## Task details:
Going line by line through the records below, count those containing the word "assay", then give only the count.

## Records for this exercise:
╭──

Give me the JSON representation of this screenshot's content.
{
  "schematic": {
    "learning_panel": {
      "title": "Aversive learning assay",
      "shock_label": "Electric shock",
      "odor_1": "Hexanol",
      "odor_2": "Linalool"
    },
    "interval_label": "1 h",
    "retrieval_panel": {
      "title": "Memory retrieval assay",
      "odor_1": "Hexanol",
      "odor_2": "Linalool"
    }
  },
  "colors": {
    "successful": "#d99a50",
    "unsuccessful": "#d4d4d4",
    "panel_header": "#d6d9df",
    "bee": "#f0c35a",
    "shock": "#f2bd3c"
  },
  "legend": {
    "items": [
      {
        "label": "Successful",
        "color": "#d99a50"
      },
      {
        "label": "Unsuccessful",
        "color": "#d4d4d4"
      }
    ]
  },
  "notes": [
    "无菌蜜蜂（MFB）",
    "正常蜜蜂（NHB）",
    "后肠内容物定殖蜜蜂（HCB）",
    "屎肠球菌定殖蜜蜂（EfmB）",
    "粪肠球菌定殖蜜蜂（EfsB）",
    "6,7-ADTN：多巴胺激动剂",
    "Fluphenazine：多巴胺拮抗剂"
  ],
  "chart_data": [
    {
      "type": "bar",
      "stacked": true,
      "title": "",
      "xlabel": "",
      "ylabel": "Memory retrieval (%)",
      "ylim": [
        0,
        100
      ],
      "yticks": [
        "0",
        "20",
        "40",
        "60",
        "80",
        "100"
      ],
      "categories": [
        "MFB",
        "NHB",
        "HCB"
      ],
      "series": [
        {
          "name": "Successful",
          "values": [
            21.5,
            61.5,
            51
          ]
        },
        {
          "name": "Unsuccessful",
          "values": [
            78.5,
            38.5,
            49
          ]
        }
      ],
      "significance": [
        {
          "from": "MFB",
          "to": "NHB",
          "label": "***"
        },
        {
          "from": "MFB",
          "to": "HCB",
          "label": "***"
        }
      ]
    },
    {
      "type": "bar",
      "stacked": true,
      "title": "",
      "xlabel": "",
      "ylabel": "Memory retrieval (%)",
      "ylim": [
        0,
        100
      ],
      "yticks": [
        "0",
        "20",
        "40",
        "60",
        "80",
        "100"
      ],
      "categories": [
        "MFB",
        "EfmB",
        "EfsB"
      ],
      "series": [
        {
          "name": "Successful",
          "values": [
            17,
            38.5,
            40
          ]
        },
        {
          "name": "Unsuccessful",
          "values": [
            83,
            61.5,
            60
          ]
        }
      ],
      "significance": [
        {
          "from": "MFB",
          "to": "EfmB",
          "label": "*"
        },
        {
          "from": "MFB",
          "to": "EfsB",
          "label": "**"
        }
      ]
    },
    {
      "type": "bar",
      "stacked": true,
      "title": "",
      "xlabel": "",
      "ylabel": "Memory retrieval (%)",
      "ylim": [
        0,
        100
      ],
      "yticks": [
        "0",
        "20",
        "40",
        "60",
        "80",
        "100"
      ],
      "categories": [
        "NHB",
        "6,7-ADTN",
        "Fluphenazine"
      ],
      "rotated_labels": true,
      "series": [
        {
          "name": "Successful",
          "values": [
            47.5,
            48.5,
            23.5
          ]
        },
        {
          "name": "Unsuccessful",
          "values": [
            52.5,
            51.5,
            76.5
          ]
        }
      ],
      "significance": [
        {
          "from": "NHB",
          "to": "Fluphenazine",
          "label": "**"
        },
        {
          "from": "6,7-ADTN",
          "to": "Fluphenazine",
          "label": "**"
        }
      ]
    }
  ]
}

╰──
╭──

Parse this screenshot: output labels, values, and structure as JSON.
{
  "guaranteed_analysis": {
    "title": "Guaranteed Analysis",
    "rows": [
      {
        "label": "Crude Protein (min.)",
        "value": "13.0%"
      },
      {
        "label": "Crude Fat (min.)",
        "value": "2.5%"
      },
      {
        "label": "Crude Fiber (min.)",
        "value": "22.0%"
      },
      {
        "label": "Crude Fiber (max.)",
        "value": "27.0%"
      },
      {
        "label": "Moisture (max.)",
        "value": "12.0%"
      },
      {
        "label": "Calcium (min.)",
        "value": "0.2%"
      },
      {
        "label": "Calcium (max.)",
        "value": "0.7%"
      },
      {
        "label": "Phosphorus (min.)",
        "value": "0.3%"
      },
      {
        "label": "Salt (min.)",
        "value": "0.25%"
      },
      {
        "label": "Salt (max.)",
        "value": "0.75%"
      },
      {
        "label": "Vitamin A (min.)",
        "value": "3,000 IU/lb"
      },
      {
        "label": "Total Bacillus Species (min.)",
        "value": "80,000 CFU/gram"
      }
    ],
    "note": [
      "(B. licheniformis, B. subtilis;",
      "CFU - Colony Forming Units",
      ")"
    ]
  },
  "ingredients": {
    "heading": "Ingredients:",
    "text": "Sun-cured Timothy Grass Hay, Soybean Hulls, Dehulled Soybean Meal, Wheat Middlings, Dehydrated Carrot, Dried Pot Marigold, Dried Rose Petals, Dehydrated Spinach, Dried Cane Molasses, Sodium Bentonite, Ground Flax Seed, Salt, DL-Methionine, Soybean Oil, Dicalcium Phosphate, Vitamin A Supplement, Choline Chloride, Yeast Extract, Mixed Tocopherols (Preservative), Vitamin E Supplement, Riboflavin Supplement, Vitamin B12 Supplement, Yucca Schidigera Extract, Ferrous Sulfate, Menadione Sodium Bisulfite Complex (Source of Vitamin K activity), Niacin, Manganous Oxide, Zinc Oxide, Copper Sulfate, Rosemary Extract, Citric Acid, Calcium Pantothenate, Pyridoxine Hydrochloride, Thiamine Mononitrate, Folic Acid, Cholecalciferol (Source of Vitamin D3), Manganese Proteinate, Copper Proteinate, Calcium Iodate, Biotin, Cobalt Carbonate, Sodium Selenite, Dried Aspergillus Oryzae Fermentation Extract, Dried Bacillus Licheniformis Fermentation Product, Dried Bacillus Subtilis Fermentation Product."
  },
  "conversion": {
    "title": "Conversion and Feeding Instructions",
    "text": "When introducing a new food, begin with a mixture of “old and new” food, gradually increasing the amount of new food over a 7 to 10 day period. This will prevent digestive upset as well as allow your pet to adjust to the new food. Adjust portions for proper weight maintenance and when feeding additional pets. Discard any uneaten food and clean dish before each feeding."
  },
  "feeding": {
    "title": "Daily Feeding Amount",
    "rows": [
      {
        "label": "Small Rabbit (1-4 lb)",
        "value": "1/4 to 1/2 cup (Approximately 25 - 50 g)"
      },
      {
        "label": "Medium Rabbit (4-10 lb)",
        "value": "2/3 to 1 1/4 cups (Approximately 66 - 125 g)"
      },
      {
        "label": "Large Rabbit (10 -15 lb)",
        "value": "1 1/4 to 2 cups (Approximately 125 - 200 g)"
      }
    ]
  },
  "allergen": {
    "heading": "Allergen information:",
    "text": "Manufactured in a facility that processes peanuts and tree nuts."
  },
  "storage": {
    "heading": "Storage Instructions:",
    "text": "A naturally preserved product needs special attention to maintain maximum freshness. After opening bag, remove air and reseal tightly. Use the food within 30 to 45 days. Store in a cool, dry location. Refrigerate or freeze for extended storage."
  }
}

╰──

## Response area:
2